**Entries provided**
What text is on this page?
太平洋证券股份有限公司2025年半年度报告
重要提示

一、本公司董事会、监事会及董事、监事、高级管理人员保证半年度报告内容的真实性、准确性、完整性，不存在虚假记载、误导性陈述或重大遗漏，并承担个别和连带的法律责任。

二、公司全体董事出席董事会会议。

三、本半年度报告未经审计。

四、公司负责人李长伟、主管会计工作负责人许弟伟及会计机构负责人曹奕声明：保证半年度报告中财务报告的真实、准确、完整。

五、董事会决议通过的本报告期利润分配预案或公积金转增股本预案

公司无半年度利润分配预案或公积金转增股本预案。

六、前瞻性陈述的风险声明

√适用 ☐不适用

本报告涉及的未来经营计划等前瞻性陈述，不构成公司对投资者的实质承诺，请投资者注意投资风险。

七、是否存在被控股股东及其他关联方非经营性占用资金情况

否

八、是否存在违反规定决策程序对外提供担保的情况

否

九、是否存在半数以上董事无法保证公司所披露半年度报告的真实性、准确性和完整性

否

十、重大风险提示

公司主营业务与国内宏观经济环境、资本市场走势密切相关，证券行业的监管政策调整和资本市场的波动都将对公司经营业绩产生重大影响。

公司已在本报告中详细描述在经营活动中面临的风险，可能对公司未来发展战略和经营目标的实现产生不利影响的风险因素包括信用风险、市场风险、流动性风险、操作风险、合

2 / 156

...

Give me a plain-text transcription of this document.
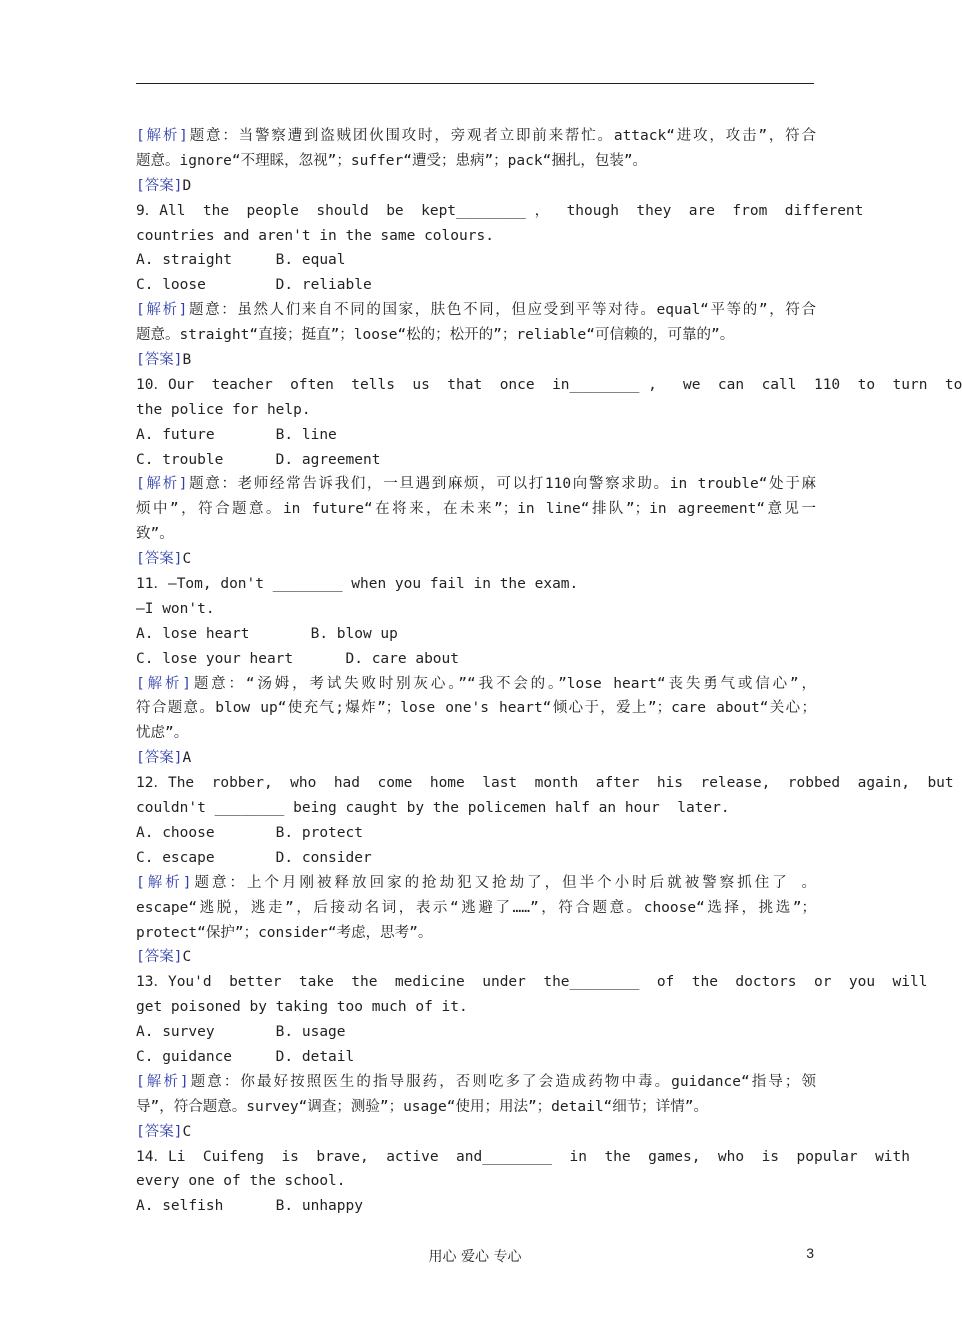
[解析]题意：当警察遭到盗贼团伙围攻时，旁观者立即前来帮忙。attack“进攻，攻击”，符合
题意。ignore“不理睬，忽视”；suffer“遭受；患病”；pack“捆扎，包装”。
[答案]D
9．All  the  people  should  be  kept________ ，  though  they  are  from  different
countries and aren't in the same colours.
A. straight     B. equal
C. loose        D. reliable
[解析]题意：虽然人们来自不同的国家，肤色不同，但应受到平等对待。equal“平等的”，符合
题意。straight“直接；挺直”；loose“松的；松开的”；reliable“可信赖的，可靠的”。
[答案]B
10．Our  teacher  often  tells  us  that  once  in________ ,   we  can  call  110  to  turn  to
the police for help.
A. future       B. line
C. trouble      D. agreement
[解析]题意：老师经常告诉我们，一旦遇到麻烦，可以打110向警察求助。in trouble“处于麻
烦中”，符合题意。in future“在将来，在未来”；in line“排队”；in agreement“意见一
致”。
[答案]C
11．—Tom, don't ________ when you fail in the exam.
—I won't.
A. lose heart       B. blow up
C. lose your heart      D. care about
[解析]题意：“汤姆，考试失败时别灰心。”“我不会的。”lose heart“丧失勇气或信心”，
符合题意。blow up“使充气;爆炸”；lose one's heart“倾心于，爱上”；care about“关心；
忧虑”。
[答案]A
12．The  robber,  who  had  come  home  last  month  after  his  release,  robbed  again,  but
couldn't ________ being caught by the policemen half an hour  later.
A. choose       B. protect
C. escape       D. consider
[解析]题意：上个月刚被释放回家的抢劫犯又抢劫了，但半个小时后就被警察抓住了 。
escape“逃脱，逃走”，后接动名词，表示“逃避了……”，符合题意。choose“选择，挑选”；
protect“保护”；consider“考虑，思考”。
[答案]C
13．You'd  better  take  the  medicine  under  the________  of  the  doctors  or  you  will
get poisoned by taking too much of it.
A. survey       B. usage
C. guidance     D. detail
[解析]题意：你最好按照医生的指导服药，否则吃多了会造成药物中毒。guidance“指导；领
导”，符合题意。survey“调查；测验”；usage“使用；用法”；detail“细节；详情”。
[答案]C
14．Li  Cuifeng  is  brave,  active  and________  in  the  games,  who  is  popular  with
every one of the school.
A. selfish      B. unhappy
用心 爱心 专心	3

**Problem to work on**
Return every line containing "loose".

**Result**
C. loose        D. reliable
题意。straight“直接；挺直”；loose“松的；松开的”；reliable“可信赖的，可靠的”。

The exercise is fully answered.